#### [SET TASK]
Word for word, repeat the entries, minus the pictures.

....

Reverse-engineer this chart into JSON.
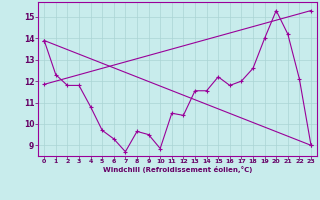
{
  "x": [
    0,
    1,
    2,
    3,
    4,
    5,
    6,
    7,
    8,
    9,
    10,
    11,
    12,
    13,
    14,
    15,
    16,
    17,
    18,
    19,
    20,
    21,
    22,
    23
  ],
  "line1": [
    13.9,
    12.3,
    11.8,
    11.8,
    10.8,
    9.7,
    9.3,
    8.7,
    9.65,
    9.5,
    8.85,
    10.5,
    10.4,
    11.55,
    11.55,
    12.2,
    11.8,
    12.0,
    12.6,
    14.0,
    15.3,
    14.2,
    12.1,
    9.0
  ],
  "line2_x": [
    0,
    23
  ],
  "line2_y": [
    11.85,
    15.3
  ],
  "line3_x": [
    0,
    23
  ],
  "line3_y": [
    13.9,
    9.0
  ],
  "xlim": [
    -0.5,
    23.5
  ],
  "ylim": [
    8.5,
    15.7
  ],
  "yticks": [
    9,
    10,
    11,
    12,
    13,
    14,
    15
  ],
  "xticks": [
    0,
    1,
    2,
    3,
    4,
    5,
    6,
    7,
    8,
    9,
    10,
    11,
    12,
    13,
    14,
    15,
    16,
    17,
    18,
    19,
    20,
    21,
    22,
    23
  ],
  "xlabel": "Windchill (Refroidissement éolien,°C)",
  "color": "#990099",
  "bg_color": "#c8ecec",
  "grid_color": "#aad4d4",
  "tick_label_color": "#660066",
  "xlabel_color": "#660066"
}
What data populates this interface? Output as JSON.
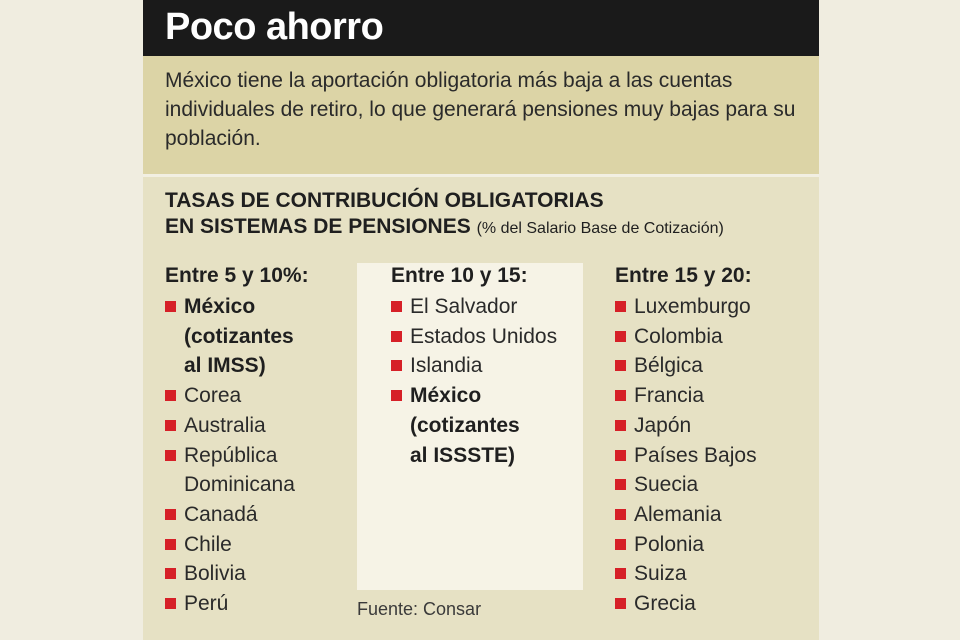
{
  "title": "Poco ahorro",
  "intro": "México tiene la aportación obligatoria más baja a las cuentas individuales de retiro, lo que generará pensiones muy bajas para su población.",
  "heading": {
    "line1": "TASAS DE CONTRIBUCIÓN OBLIGATORIAS",
    "line2": "EN SISTEMAS DE PENSIONES",
    "note": "(% del Salario Base de Cotización)"
  },
  "columns": [
    {
      "header": "Entre 5 y 10%:",
      "items": [
        {
          "lines": [
            "México",
            "(cotizantes",
            "al IMSS)"
          ],
          "bold": true
        },
        {
          "lines": [
            "Corea"
          ],
          "bold": false
        },
        {
          "lines": [
            "Australia"
          ],
          "bold": false
        },
        {
          "lines": [
            "República",
            "Dominicana"
          ],
          "bold": false
        },
        {
          "lines": [
            "Canadá"
          ],
          "bold": false
        },
        {
          "lines": [
            "Chile"
          ],
          "bold": false
        },
        {
          "lines": [
            "Bolivia"
          ],
          "bold": false
        },
        {
          "lines": [
            "Perú"
          ],
          "bold": false
        }
      ]
    },
    {
      "header": "Entre 10 y 15:",
      "items": [
        {
          "lines": [
            "El Salvador"
          ],
          "bold": false
        },
        {
          "lines": [
            "Estados Unidos"
          ],
          "bold": false
        },
        {
          "lines": [
            "Islandia"
          ],
          "bold": false
        },
        {
          "lines": [
            "México",
            "(cotizantes",
            "al ISSSTE)"
          ],
          "bold": true
        }
      ]
    },
    {
      "header": "Entre 15 y 20:",
      "items": [
        {
          "lines": [
            "Luxemburgo"
          ],
          "bold": false
        },
        {
          "lines": [
            "Colombia"
          ],
          "bold": false
        },
        {
          "lines": [
            "Bélgica"
          ],
          "bold": false
        },
        {
          "lines": [
            "Francia"
          ],
          "bold": false
        },
        {
          "lines": [
            "Japón"
          ],
          "bold": false
        },
        {
          "lines": [
            "Países Bajos"
          ],
          "bold": false
        },
        {
          "lines": [
            "Suecia"
          ],
          "bold": false
        },
        {
          "lines": [
            "Alemania"
          ],
          "bold": false
        },
        {
          "lines": [
            "Polonia"
          ],
          "bold": false
        },
        {
          "lines": [
            "Suiza"
          ],
          "bold": false
        },
        {
          "lines": [
            "Grecia"
          ],
          "bold": false
        }
      ]
    }
  ],
  "source": "Fuente: Consar",
  "colors": {
    "title_bg": "#1a1a1a",
    "intro_bg": "#dcd4a6",
    "card_bg": "#e6e1c4",
    "panel_bg": "#f6f3e6",
    "bullet": "#d62027"
  }
}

....

#### [REPLY]
Reverse-engineer this chart into JSON.
{
  "x": [
    0,
    1,
    2,
    3,
    4,
    5,
    6,
    7,
    8,
    9,
    10,
    11,
    12,
    13,
    14,
    15,
    16,
    17,
    18,
    19,
    20,
    21,
    22,
    23
  ],
  "line1": [
    13.9,
    12.3,
    11.8,
    11.8,
    10.8,
    9.7,
    9.3,
    8.7,
    9.65,
    9.5,
    8.85,
    10.5,
    10.4,
    11.55,
    11.55,
    12.2,
    11.8,
    12.0,
    12.6,
    14.0,
    15.3,
    14.2,
    12.1,
    9.0
  ],
  "line2_x": [
    0,
    23
  ],
  "line2_y": [
    11.85,
    15.3
  ],
  "line3_x": [
    0,
    23
  ],
  "line3_y": [
    13.9,
    9.0
  ],
  "xlim": [
    -0.5,
    23.5
  ],
  "ylim": [
    8.5,
    15.7
  ],
  "yticks": [
    9,
    10,
    11,
    12,
    13,
    14,
    15
  ],
  "xticks": [
    0,
    1,
    2,
    3,
    4,
    5,
    6,
    7,
    8,
    9,
    10,
    11,
    12,
    13,
    14,
    15,
    16,
    17,
    18,
    19,
    20,
    21,
    22,
    23
  ],
  "xlabel": "Windchill (Refroidissement éolien,°C)",
  "color": "#990099",
  "bg_color": "#c8ecec",
  "grid_color": "#aad4d4",
  "tick_label_color": "#660066",
  "xlabel_color": "#660066"
}
What data populates this interface? Output as JSON.
{
  "title": "Poco ahorro",
  "intro": "México tiene la aportación obligatoria más baja a las cuentas individuales de retiro, lo que generará pensiones muy bajas para su población.",
  "heading": {
    "line1": "TASAS DE CONTRIBUCIÓN OBLIGATORIAS",
    "line2": "EN SISTEMAS DE PENSIONES",
    "note": "(% del Salario Base de Cotización)"
  },
  "columns": [
    {
      "header": "Entre 5 y 10%:",
      "items": [
        {
          "lines": [
            "México",
            "(cotizantes",
            "al IMSS)"
          ],
          "bold": true
        },
        {
          "lines": [
            "Corea"
          ],
          "bold": false
        },
        {
          "lines": [
            "Australia"
          ],
          "bold": false
        },
        {
          "lines": [
            "República",
            "Dominicana"
          ],
          "bold": false
        },
        {
          "lines": [
            "Canadá"
          ],
          "bold": false
        },
        {
          "lines": [
            "Chile"
          ],
          "bold": false
        },
        {
          "lines": [
            "Bolivia"
          ],
          "bold": false
        },
        {
          "lines": [
            "Perú"
          ],
          "bold": false
        }
      ]
    },
    {
      "header": "Entre 10 y 15:",
      "items": [
        {
          "lines": [
            "El Salvador"
          ],
          "bold": false
        },
        {
          "lines": [
            "Estados Unidos"
          ],
          "bold": false
        },
        {
          "lines": [
            "Islandia"
          ],
          "bold": false
        },
        {
          "lines": [
            "México",
            "(cotizantes",
            "al ISSSTE)"
          ],
          "bold": true
        }
      ]
    },
    {
      "header": "Entre 15 y 20:",
      "items": [
        {
          "lines": [
            "Luxemburgo"
          ],
          "bold": false
        },
        {
          "lines": [
            "Colombia"
          ],
          "bold": false
        },
        {
          "lines": [
            "Bélgica"
          ],
          "bold": false
        },
        {
          "lines": [
            "Francia"
          ],
          "bold": false
        },
        {
          "lines": [
            "Japón"
          ],
          "bold": false
        },
        {
          "lines": [
            "Países Bajos"
          ],
          "bold": false
        },
        {
          "lines": [
            "Suecia"
          ],
          "bold": false
        },
        {
          "lines": [
            "Alemania"
          ],
          "bold": false
        },
        {
          "lines": [
            "Polonia"
          ],
          "bold": false
        },
        {
          "lines": [
            "Suiza"
          ],
          "bold": false
        },
        {
          "lines": [
            "Grecia"
          ],
          "bold": false
        }
      ]
    }
  ],
  "source": "Fuente: Consar",
  "colors": {
    "title_bg": "#1a1a1a",
    "intro_bg": "#dcd4a6",
    "card_bg": "#e6e1c4",
    "panel_bg": "#f6f3e6",
    "bullet": "#d62027"
  }
}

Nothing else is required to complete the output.